▸ Exercise
Repeat every record below exactly as written.

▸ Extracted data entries

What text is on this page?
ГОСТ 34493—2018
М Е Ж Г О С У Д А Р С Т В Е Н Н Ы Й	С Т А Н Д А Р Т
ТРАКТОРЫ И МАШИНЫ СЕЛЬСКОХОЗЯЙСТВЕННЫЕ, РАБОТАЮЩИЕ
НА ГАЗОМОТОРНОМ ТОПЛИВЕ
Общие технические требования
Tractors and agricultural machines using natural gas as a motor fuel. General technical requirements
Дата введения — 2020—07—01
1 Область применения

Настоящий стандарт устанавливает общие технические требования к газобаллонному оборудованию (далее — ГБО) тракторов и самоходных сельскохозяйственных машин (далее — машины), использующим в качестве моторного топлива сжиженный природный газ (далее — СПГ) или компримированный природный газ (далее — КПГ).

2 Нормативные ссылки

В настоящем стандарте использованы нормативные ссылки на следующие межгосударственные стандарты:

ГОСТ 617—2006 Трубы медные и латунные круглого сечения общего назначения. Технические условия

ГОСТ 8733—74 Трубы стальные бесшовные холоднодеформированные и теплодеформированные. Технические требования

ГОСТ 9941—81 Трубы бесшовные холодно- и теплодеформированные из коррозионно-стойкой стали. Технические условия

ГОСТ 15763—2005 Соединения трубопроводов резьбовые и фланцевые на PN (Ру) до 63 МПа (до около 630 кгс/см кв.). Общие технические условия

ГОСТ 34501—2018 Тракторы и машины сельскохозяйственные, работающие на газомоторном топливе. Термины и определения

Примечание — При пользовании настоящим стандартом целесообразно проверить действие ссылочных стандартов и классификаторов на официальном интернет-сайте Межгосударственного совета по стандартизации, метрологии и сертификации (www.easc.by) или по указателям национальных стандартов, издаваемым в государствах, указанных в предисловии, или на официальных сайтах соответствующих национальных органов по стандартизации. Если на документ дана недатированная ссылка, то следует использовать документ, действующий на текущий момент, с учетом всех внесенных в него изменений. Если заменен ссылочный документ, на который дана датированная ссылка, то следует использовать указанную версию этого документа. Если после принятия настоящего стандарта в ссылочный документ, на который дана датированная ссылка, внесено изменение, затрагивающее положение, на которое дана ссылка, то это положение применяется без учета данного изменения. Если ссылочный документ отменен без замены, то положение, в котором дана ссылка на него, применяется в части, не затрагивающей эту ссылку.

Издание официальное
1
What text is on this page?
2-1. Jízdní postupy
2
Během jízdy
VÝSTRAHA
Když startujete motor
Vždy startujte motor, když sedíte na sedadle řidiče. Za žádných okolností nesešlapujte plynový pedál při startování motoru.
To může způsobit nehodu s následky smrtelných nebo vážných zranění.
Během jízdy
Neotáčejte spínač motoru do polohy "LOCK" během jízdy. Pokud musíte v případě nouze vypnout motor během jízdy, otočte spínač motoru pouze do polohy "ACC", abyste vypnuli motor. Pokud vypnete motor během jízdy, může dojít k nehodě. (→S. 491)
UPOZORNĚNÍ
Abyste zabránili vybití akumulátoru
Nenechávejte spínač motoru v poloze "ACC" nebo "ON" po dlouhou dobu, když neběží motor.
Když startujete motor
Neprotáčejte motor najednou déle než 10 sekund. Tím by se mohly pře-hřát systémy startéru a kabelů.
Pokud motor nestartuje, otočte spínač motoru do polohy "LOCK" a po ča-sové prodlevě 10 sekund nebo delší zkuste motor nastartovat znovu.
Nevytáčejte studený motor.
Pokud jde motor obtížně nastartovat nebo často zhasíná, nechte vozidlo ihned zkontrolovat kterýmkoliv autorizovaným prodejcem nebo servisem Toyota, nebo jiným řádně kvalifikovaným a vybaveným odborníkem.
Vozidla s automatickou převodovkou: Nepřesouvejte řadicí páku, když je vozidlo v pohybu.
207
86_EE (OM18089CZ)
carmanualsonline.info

▸ Response for this exercise
What text is on this page?
ГОСТ 34493—2018
М Е Ж Г О С У Д А Р С Т В Е Н Н Ы Й	С Т А Н Д А Р Т
ТРАКТОРЫ И МАШИНЫ СЕЛЬСКОХОЗЯЙСТВЕННЫЕ, РАБОТАЮЩИЕ
НА ГАЗОМОТОРНОМ ТОПЛИВЕ
Общие технические требования
Tractors and agricultural machines using natural gas as a motor fuel. General technical requirements
Дата введения — 2020—07—01
1 Область применения

Настоящий стандарт устанавливает общие технические требования к газобаллонному оборудованию (далее — ГБО) тракторов и самоходных сельскохозяйственных машин (далее — машины), использующим в качестве моторного топлива сжиженный природный газ (далее — СПГ) или компримированный природный газ (далее — КПГ).

2 Нормативные ссылки

В настоящем стандарте использованы нормативные ссылки на следующие межгосударственные стандарты:

ГОСТ 617—2006 Трубы медные и латунные круглого сечения общего назначения. Технические условия

ГОСТ 8733—74 Трубы стальные бесшовные холоднодеформированные и теплодеформированные. Технические требования

ГОСТ 9941—81 Трубы бесшовные холодно- и теплодеформированные из коррозионно-стойкой стали. Технические условия

ГОСТ 15763—2005 Соединения трубопроводов резьбовые и фланцевые на PN (Ру) до 63 МПа (до около 630 кгс/см кв.). Общие технические условия

ГОСТ 34501—2018 Тракторы и машины сельскохозяйственные, работающие на газомоторном топливе. Термины и определения

Примечание — При пользовании настоящим стандартом целесообразно проверить действие ссылочных стандартов и классификаторов на официальном интернет-сайте Межгосударственного совета по стандартизации, метрологии и сертификации (www.easc.by) или по указателям национальных стандартов, издаваемым в государствах, указанных в предисловии, или на официальных сайтах соответствующих национальных органов по стандартизации. Если на документ дана недатированная ссылка, то следует использовать документ, действующий на текущий момент, с учетом всех внесенных в него изменений. Если заменен ссылочный документ, на который дана датированная ссылка, то следует использовать указанную версию этого документа. Если после принятия настоящего стандарта в ссылочный документ, на который дана датированная ссылка, внесено изменение, затрагивающее положение, на которое дана ссылка, то это положение применяется без учета данного изменения. Если ссылочный документ отменен без замены, то положение, в котором дана ссылка на него, применяется в части, не затрагивающей эту ссылку.

Издание официальное
1
What text is on this page?
2-1. Jízdní postupy
2
Během jízdy
VÝSTRAHA
Když startujete motor
Vždy startujte motor, když sedíte na sedadle řidiče. Za žádných okolností nesešlapujte plynový pedál při startování motoru.
To může způsobit nehodu s následky smrtelných nebo vážných zranění.
Během jízdy
Neotáčejte spínač motoru do polohy "LOCK" během jízdy. Pokud musíte v případě nouze vypnout motor během jízdy, otočte spínač motoru pouze do polohy "ACC", abyste vypnuli motor. Pokud vypnete motor během jízdy, může dojít k nehodě. (→S. 491)
UPOZORNĚNÍ
Abyste zabránili vybití akumulátoru
Nenechávejte spínač motoru v poloze "ACC" nebo "ON" po dlouhou dobu, když neběží motor.
Když startujete motor
Neprotáčejte motor najednou déle než 10 sekund. Tím by se mohly pře-hřát systémy startéru a kabelů.
Pokud motor nestartuje, otočte spínač motoru do polohy "LOCK" a po ča-sové prodlevě 10 sekund nebo delší zkuste motor nastartovat znovu.
Nevytáčejte studený motor.
Pokud jde motor obtížně nastartovat nebo často zhasíná, nechte vozidlo ihned zkontrolovat kterýmkoliv autorizovaným prodejcem nebo servisem Toyota, nebo jiným řádně kvalifikovaným a vybaveným odborníkem.
Vozidla s automatickou převodovkou: Nepřesouvejte řadicí páku, když je vozidlo v pohybu.
207
86_EE (OM18089CZ)
carmanualsonline.info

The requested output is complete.